- **Given instruction**: Find the word "wall" in the records below. List each line containing it.

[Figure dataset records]
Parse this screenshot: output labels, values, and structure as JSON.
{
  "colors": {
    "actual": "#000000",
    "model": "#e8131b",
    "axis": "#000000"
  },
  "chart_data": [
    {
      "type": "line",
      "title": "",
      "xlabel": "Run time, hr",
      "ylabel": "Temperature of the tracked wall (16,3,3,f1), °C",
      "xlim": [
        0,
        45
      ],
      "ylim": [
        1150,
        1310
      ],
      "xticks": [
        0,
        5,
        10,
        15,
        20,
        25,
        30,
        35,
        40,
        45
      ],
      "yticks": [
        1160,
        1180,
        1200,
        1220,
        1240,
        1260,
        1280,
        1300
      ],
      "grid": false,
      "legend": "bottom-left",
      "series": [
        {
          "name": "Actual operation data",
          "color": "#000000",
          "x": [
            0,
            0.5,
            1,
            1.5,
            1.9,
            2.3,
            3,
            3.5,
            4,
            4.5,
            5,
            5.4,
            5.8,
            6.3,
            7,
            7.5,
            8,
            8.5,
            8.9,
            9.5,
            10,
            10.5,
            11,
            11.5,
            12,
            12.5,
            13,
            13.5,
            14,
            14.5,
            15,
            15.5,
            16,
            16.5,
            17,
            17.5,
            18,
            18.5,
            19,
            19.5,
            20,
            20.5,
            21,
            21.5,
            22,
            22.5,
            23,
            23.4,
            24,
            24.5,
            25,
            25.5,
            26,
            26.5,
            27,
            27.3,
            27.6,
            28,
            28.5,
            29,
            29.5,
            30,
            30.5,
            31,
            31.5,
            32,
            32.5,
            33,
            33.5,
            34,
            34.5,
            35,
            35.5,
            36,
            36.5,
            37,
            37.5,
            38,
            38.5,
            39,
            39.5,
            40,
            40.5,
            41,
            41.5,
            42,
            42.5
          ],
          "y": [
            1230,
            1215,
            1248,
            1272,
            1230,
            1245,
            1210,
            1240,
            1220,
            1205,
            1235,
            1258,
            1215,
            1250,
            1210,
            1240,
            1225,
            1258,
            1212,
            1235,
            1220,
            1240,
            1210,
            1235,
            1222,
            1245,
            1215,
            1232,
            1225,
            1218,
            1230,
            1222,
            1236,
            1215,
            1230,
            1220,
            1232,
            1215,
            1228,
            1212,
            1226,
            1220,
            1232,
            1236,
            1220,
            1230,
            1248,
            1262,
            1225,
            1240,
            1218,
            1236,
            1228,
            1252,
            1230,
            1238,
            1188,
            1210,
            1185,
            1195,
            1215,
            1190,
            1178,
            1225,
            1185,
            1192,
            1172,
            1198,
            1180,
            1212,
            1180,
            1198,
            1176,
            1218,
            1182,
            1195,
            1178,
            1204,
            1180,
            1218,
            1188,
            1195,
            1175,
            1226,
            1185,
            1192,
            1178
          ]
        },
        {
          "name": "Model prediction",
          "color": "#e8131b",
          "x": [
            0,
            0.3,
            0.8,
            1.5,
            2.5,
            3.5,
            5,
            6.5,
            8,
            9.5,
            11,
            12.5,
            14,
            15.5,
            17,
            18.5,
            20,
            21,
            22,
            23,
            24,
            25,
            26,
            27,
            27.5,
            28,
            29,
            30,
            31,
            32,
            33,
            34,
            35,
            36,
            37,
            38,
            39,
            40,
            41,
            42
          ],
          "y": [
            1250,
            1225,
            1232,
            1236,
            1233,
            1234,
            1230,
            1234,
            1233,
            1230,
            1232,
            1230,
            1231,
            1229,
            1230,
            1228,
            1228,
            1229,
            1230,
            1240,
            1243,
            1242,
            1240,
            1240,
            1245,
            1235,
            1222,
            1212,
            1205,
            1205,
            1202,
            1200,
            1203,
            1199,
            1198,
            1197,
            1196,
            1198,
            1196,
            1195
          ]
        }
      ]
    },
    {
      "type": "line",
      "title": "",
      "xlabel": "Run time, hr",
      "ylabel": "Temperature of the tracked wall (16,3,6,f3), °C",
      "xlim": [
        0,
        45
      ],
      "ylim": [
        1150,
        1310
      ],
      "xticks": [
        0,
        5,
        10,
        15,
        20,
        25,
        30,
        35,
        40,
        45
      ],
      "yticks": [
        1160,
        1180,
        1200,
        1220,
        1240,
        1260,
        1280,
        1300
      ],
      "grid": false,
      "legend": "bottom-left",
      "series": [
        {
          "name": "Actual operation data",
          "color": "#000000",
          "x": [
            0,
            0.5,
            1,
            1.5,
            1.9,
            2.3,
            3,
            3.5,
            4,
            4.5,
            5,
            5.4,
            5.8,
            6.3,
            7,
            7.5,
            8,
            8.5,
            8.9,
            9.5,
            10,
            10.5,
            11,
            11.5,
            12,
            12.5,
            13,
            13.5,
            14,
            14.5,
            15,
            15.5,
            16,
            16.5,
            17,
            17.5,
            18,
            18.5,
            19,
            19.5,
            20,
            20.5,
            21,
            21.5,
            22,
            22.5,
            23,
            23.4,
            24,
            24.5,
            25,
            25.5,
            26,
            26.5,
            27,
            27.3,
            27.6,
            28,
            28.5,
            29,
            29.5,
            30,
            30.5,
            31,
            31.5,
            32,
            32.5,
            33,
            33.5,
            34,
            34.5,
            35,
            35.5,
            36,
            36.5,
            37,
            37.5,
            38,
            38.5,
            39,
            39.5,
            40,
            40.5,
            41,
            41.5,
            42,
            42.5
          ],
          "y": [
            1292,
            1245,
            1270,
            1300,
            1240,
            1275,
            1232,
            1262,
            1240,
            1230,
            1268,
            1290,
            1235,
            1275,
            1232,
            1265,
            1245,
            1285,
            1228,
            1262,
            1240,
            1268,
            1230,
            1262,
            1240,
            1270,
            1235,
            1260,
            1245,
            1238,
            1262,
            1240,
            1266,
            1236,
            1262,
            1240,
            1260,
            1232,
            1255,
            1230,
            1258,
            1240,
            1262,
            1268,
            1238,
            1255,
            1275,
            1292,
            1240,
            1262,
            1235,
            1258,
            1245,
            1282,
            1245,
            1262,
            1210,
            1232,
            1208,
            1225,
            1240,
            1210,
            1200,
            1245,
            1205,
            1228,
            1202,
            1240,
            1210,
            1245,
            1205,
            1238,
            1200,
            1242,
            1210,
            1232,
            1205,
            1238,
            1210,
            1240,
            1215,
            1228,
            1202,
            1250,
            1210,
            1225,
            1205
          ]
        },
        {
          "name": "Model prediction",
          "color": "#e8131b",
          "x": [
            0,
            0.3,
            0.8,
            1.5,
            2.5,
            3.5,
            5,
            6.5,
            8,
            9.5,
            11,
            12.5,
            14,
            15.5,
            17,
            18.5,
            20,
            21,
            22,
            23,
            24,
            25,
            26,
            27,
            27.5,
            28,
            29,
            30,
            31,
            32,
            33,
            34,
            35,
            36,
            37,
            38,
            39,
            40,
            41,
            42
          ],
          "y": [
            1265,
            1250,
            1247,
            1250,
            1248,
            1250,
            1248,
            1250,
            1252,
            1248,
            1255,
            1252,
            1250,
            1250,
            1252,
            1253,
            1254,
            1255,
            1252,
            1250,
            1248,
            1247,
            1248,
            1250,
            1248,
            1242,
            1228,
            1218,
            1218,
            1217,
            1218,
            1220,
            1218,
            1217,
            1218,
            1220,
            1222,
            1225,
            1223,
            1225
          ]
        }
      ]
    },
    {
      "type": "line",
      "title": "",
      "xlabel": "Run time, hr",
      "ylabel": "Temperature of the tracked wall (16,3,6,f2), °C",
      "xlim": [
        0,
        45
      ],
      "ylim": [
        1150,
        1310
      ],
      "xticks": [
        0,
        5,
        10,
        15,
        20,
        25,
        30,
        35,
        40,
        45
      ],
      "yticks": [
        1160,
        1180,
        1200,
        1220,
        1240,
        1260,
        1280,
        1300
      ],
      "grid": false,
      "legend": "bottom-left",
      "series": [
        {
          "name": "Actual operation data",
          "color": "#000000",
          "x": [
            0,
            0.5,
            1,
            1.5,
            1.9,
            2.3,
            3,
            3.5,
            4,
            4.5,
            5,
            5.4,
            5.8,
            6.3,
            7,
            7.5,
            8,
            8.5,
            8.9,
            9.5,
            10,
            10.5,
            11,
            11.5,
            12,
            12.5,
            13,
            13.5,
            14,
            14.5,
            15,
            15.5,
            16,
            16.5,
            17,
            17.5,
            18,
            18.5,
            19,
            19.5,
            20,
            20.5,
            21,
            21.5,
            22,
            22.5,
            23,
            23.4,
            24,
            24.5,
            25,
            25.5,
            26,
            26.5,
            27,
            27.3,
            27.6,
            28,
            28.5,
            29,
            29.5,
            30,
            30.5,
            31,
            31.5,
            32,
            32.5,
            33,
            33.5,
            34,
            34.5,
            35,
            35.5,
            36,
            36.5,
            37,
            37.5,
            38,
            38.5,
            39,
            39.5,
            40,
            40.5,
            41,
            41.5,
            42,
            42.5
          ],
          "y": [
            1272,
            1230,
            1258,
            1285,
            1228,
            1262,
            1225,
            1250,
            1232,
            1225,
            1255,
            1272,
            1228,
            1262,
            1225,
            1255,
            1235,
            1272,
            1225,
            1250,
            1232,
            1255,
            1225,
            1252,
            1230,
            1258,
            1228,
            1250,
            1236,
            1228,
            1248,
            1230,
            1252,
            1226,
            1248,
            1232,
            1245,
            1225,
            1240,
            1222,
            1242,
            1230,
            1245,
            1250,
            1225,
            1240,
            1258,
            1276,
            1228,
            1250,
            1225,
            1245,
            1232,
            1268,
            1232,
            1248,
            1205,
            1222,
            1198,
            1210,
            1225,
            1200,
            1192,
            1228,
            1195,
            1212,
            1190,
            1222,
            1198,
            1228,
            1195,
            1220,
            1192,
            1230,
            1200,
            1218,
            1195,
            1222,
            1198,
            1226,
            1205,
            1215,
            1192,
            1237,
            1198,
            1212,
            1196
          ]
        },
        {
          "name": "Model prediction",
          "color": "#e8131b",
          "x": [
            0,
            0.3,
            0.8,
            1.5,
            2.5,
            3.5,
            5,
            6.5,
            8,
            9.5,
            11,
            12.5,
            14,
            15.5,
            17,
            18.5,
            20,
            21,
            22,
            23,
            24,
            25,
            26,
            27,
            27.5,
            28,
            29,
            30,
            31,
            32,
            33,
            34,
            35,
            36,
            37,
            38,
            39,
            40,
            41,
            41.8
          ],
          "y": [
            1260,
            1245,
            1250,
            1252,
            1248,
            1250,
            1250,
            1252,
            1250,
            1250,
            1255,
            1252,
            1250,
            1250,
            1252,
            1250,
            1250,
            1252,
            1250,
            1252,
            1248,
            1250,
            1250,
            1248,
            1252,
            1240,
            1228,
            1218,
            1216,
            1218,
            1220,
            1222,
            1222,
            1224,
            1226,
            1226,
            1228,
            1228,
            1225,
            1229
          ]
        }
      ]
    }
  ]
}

- **Exercise solution**:
      "ylabel": "Temperature of the tracked wall (16,3,3,f1), °C",
      "ylabel": "Temperature of the tracked wall (16,3,6,f3), °C",
      "ylabel": "Temperature of the tracked wall (16,3,6,f2), °C",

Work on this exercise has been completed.